[Data records]
>> begin
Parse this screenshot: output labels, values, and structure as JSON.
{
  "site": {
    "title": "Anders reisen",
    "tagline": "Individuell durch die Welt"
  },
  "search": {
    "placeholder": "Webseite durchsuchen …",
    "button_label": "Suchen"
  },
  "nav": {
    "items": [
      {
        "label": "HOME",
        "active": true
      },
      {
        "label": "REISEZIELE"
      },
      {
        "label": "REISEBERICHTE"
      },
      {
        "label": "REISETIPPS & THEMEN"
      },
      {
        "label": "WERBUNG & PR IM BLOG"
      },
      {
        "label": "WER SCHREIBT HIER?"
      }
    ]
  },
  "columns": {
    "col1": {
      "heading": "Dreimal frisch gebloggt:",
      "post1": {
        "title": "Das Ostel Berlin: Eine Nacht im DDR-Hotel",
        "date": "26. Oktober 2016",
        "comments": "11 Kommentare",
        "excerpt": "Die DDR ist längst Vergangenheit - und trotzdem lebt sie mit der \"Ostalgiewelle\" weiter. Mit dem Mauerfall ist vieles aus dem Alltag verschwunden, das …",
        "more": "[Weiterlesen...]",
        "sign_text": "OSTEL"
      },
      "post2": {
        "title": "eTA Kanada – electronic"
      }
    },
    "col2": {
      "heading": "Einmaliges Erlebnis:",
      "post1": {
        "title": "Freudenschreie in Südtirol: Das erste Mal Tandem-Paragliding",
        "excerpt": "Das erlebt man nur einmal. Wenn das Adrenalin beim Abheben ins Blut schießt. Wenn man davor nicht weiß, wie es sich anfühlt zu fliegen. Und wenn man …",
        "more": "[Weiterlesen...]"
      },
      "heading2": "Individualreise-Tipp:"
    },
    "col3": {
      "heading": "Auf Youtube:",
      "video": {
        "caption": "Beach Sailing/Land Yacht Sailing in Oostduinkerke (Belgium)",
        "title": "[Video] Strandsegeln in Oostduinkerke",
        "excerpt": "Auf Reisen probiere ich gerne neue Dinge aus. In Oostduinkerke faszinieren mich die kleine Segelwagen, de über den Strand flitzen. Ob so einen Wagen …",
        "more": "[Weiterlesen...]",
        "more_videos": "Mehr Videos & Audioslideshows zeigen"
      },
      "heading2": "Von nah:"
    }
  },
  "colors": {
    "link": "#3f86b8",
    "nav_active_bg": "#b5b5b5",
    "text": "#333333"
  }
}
>> end
Looking at the records above, say how many lines hold the string "title". Write nothing but the number.

*Answer to the exercise:* 5